(Figure record extracts)
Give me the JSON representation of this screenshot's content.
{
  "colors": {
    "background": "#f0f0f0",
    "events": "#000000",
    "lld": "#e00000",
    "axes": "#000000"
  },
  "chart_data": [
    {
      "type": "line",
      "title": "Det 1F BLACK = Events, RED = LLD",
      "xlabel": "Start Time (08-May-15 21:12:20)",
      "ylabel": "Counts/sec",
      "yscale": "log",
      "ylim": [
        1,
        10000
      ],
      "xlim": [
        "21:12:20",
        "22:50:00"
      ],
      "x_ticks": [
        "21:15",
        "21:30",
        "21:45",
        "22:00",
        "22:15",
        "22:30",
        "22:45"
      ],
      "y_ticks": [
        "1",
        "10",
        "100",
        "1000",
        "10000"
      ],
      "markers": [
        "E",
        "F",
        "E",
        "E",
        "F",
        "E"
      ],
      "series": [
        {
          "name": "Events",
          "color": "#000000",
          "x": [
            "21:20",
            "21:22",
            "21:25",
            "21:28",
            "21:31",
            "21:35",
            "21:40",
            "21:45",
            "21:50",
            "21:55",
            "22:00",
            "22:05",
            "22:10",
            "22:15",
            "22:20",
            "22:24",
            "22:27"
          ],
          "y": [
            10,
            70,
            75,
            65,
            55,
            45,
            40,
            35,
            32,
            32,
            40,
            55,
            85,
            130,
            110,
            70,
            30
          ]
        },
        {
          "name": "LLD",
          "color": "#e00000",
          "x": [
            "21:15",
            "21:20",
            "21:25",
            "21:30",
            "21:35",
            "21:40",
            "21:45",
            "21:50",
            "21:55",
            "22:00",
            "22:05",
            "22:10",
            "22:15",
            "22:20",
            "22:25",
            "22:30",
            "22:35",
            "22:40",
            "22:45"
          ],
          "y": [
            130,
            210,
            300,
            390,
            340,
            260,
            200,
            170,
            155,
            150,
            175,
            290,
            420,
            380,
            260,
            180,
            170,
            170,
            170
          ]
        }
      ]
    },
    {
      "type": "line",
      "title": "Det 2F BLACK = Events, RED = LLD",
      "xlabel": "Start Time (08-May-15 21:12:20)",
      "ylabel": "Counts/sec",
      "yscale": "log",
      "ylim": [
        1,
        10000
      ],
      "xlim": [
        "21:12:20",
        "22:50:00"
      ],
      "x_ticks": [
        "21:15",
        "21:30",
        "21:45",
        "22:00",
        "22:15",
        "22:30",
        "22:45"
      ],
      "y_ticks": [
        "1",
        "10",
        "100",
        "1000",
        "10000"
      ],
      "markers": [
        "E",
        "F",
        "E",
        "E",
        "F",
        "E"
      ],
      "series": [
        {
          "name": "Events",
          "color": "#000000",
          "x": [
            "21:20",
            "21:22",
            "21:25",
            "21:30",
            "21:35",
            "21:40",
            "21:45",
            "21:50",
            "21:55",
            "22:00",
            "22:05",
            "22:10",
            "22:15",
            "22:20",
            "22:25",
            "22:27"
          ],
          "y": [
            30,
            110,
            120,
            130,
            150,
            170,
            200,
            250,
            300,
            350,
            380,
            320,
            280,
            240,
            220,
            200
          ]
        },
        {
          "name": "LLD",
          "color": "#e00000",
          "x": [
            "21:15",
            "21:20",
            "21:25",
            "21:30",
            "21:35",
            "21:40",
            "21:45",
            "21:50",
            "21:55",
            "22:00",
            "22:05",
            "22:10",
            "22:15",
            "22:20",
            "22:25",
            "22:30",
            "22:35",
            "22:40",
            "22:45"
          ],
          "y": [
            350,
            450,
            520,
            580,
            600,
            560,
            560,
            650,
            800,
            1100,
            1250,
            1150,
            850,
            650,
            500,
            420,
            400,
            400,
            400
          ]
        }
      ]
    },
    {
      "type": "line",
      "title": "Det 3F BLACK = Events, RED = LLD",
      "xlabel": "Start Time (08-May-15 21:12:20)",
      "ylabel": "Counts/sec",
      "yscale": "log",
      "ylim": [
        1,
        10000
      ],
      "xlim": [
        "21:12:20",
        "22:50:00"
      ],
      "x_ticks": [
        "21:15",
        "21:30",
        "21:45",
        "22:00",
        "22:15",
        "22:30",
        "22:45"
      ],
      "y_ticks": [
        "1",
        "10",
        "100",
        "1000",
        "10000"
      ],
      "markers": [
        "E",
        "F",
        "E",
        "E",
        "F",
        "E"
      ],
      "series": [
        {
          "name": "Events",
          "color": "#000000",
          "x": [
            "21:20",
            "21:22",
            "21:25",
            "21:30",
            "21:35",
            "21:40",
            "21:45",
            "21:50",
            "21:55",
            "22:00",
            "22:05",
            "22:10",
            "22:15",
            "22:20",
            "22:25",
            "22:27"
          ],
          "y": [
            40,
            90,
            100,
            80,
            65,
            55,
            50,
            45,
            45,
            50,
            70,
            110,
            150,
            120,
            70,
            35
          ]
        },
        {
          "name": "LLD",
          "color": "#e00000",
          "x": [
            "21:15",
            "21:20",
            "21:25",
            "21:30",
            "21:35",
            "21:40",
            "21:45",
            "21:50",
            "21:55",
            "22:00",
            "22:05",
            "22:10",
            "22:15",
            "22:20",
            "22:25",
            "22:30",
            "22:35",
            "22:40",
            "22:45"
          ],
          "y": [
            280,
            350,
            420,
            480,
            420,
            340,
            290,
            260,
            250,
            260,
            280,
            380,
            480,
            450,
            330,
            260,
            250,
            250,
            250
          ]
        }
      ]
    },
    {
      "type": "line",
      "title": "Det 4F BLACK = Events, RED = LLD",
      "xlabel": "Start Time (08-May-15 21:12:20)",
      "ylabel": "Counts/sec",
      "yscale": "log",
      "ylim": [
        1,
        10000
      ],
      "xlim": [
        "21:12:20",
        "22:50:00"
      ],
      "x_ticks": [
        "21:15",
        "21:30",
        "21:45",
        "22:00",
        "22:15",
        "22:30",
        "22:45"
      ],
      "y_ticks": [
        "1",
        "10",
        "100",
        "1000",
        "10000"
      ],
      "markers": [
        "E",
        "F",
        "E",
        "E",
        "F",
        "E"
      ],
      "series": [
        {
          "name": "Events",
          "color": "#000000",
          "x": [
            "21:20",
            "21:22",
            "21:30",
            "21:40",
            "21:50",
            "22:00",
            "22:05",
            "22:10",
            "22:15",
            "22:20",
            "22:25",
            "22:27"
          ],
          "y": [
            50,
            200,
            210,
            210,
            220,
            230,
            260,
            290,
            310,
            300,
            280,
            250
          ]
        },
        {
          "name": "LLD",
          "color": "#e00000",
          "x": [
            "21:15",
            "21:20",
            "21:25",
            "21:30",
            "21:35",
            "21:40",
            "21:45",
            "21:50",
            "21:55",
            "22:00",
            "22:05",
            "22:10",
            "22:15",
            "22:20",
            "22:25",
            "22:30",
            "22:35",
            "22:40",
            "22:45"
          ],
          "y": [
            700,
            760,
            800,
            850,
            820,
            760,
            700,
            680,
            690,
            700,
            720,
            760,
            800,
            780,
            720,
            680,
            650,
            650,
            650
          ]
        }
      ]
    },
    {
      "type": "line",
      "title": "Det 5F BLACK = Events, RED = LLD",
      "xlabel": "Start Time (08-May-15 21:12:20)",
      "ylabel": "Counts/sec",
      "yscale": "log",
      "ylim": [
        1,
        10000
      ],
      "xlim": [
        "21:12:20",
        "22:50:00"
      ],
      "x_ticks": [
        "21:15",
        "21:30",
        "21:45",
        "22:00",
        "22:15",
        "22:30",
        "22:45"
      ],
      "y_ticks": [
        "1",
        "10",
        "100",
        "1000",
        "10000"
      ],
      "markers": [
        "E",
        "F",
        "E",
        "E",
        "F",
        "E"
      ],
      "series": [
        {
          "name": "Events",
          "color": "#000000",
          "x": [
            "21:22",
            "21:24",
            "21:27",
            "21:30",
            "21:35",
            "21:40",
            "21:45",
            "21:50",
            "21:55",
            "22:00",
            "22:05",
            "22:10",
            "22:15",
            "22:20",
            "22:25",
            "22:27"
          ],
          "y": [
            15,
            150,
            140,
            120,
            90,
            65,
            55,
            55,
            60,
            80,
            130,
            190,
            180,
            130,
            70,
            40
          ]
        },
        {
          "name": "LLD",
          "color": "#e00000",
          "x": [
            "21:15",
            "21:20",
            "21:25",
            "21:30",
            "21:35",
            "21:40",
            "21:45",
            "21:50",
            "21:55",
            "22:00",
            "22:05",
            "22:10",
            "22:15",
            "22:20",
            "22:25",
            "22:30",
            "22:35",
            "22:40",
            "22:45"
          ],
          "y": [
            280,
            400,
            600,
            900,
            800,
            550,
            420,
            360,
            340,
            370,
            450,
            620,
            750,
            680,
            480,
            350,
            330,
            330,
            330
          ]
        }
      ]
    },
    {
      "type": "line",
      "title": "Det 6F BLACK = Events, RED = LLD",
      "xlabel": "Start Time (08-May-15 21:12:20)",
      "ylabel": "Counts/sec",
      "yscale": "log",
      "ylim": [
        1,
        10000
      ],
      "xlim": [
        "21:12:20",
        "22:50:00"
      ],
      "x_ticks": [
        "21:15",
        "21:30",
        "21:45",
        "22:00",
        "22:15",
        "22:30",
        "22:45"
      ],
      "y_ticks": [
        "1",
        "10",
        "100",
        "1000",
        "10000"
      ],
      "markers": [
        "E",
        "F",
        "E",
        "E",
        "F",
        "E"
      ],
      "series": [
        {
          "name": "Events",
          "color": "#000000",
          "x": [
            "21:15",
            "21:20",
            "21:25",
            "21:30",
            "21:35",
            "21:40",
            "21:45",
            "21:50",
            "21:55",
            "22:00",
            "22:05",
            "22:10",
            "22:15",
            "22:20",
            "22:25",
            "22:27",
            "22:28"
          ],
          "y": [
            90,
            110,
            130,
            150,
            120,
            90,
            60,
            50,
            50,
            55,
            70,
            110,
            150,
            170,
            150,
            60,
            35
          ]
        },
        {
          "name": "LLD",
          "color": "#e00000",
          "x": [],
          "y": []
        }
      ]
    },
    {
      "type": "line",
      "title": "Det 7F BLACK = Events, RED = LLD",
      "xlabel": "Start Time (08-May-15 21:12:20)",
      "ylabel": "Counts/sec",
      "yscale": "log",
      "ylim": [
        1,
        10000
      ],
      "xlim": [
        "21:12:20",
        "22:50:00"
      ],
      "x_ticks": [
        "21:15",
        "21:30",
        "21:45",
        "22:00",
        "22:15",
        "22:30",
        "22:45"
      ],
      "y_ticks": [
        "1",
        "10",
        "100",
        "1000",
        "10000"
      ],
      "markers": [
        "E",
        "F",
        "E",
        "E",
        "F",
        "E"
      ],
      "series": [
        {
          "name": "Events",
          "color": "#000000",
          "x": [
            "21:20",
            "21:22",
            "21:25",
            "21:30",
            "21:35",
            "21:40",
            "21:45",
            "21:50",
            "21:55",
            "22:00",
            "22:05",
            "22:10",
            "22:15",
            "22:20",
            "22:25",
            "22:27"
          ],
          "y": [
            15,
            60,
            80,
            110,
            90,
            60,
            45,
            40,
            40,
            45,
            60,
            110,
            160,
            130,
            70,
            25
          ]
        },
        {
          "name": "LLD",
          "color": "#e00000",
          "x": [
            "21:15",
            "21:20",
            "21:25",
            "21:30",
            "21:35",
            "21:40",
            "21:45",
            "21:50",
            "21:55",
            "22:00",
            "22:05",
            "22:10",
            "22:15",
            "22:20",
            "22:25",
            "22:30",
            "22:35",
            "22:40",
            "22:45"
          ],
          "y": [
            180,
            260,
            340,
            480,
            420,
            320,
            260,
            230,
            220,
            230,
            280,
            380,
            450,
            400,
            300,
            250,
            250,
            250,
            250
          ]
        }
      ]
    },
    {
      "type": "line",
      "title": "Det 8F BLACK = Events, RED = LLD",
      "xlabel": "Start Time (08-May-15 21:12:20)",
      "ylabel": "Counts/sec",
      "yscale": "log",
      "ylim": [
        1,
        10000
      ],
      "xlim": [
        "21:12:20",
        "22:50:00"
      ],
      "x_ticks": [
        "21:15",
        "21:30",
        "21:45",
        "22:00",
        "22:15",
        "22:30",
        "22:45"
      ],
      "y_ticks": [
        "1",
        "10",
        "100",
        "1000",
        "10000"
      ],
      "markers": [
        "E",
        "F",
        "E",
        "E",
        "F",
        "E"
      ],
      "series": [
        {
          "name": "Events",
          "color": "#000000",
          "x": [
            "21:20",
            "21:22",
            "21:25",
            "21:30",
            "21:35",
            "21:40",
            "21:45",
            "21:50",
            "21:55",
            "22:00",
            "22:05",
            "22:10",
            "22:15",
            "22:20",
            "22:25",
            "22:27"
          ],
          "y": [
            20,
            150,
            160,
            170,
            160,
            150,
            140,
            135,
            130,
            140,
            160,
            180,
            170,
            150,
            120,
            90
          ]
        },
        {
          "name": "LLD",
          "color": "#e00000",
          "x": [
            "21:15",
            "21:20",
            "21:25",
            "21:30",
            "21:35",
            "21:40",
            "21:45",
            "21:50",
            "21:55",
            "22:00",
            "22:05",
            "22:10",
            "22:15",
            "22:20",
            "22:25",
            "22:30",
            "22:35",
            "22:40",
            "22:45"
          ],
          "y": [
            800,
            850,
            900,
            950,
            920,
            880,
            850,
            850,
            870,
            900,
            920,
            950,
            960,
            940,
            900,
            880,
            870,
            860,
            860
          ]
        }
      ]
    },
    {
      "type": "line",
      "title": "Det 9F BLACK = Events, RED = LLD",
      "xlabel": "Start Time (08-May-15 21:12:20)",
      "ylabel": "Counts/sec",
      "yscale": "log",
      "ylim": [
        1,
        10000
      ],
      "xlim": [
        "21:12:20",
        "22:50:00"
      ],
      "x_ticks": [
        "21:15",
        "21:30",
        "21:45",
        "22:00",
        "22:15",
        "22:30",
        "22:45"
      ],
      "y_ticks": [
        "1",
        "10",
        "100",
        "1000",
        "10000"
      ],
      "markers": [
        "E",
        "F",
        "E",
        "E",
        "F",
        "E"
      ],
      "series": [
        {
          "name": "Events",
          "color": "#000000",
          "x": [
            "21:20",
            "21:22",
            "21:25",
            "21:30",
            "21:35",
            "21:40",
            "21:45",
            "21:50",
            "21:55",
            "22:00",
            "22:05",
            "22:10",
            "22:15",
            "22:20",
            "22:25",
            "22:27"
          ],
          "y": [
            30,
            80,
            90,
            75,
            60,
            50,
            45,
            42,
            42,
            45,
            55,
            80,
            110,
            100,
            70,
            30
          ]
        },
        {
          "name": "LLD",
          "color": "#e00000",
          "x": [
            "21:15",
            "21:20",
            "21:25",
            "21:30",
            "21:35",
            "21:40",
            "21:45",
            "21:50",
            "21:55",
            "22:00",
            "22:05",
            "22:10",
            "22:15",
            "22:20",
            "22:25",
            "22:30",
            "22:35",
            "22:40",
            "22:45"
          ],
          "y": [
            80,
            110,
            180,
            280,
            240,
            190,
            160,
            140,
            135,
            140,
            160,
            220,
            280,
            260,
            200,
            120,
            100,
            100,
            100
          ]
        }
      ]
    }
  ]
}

▸ Exercise brief:
Every line of the listing that holds "BLACK" is to be counted; give only the resulting number.

▸ Complete answer:
9